Saved entries

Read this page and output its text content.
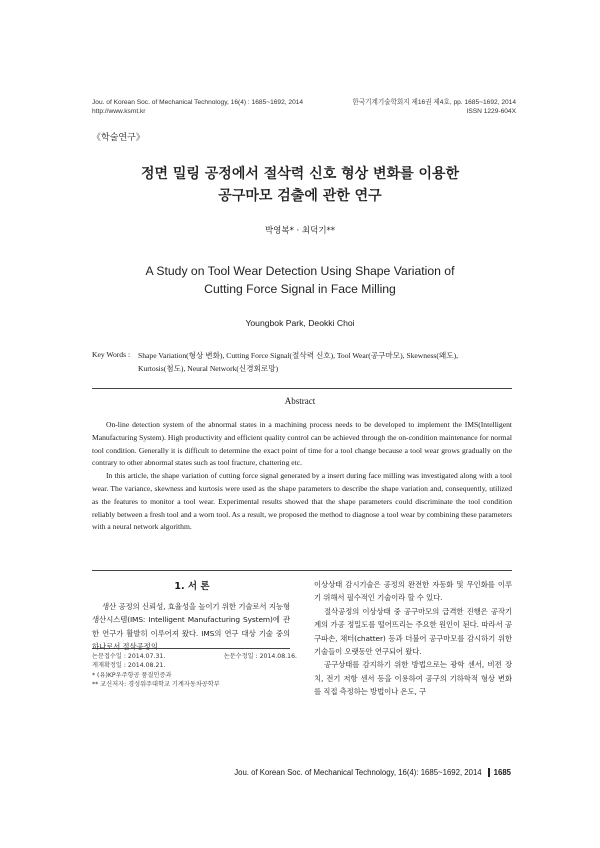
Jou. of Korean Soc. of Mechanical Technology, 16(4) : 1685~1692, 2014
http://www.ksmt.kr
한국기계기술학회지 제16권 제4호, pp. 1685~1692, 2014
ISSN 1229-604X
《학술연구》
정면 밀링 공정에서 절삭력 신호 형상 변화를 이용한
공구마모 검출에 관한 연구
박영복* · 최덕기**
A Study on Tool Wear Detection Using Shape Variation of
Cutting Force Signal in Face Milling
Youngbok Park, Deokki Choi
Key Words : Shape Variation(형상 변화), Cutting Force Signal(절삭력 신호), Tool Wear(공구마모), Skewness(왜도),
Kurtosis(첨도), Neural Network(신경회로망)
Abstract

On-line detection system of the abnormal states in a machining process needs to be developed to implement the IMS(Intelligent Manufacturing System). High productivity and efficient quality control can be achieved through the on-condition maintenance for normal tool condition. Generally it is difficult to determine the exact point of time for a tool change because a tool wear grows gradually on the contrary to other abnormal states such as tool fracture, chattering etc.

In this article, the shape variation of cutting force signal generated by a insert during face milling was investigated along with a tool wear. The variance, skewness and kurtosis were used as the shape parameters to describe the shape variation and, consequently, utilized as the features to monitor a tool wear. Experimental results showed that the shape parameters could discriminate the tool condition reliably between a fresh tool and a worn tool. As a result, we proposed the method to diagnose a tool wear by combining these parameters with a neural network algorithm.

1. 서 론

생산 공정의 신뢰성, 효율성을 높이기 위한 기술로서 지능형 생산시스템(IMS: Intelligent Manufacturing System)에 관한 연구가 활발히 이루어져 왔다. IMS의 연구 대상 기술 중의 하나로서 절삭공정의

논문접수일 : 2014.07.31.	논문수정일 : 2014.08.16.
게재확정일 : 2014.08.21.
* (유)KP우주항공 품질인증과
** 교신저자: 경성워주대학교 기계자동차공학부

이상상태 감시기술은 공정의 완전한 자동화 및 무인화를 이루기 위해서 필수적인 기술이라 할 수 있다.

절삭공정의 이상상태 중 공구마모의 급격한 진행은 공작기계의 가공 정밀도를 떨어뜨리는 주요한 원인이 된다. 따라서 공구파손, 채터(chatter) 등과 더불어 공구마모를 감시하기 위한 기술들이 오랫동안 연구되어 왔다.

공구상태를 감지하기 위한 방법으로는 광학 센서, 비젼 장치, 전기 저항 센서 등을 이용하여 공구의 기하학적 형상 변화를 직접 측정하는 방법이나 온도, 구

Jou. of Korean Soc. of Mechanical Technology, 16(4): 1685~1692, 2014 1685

---

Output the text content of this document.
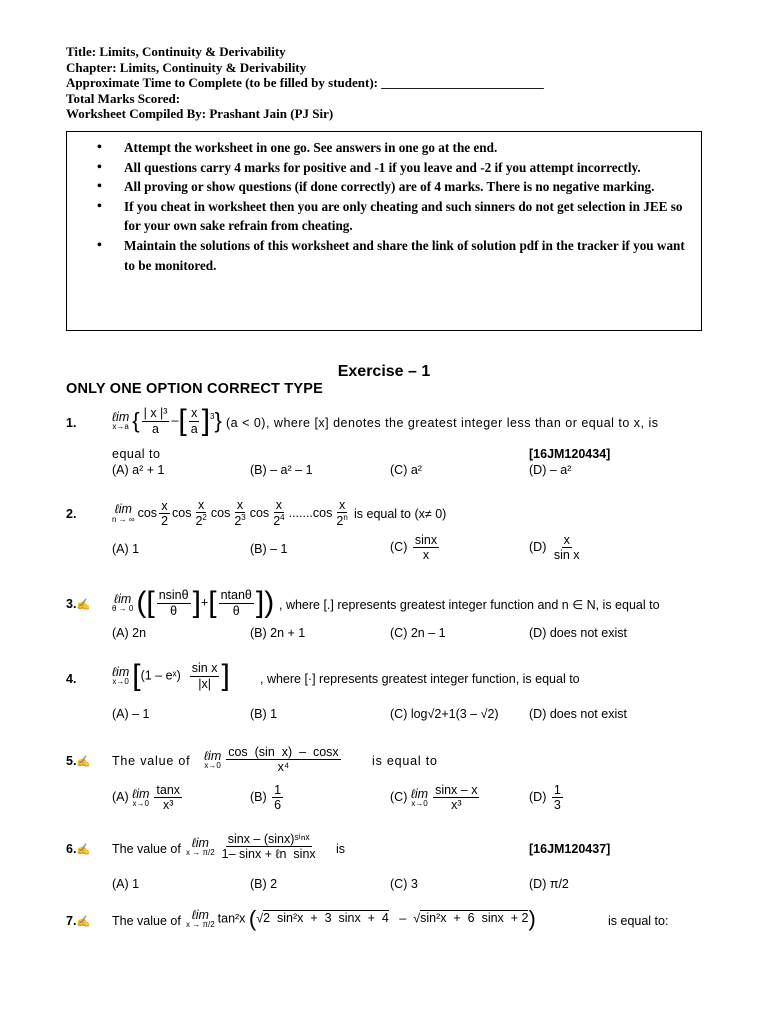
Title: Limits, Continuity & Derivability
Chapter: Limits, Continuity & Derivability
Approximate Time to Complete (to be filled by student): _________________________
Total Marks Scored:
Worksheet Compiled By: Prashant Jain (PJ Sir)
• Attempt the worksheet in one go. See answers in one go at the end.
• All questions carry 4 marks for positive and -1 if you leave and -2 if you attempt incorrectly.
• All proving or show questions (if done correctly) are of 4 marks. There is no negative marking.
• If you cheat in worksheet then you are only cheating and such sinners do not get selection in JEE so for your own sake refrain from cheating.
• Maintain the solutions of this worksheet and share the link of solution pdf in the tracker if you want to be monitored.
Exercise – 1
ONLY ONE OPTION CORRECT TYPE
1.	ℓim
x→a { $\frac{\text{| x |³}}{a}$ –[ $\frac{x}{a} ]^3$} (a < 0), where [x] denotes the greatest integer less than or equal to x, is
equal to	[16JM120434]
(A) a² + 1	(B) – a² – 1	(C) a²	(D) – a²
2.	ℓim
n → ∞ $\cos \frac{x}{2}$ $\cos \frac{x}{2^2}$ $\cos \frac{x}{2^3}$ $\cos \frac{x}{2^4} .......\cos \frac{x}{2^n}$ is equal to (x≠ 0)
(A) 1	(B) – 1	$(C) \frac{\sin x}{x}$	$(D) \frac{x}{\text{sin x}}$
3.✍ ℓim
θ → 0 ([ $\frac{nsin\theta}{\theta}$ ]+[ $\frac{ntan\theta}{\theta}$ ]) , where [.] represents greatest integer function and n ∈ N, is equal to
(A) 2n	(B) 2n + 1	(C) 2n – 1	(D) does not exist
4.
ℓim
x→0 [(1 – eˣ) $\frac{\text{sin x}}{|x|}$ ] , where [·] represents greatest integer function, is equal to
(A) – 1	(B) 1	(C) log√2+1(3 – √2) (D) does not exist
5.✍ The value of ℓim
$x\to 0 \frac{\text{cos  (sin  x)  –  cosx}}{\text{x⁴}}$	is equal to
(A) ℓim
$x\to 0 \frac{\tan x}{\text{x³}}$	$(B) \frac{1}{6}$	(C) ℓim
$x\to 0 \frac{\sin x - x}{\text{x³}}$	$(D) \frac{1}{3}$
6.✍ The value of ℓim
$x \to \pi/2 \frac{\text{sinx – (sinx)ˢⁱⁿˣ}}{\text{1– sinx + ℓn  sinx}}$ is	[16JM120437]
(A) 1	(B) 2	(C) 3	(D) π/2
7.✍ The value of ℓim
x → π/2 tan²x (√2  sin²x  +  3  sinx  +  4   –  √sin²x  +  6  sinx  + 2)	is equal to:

**What to do:**
All lines in the data that contain the word "Continuity" should be copied.

**Problem solution:**
Title: Limits, Continuity & Derivability
Chapter: Limits, Continuity & Derivability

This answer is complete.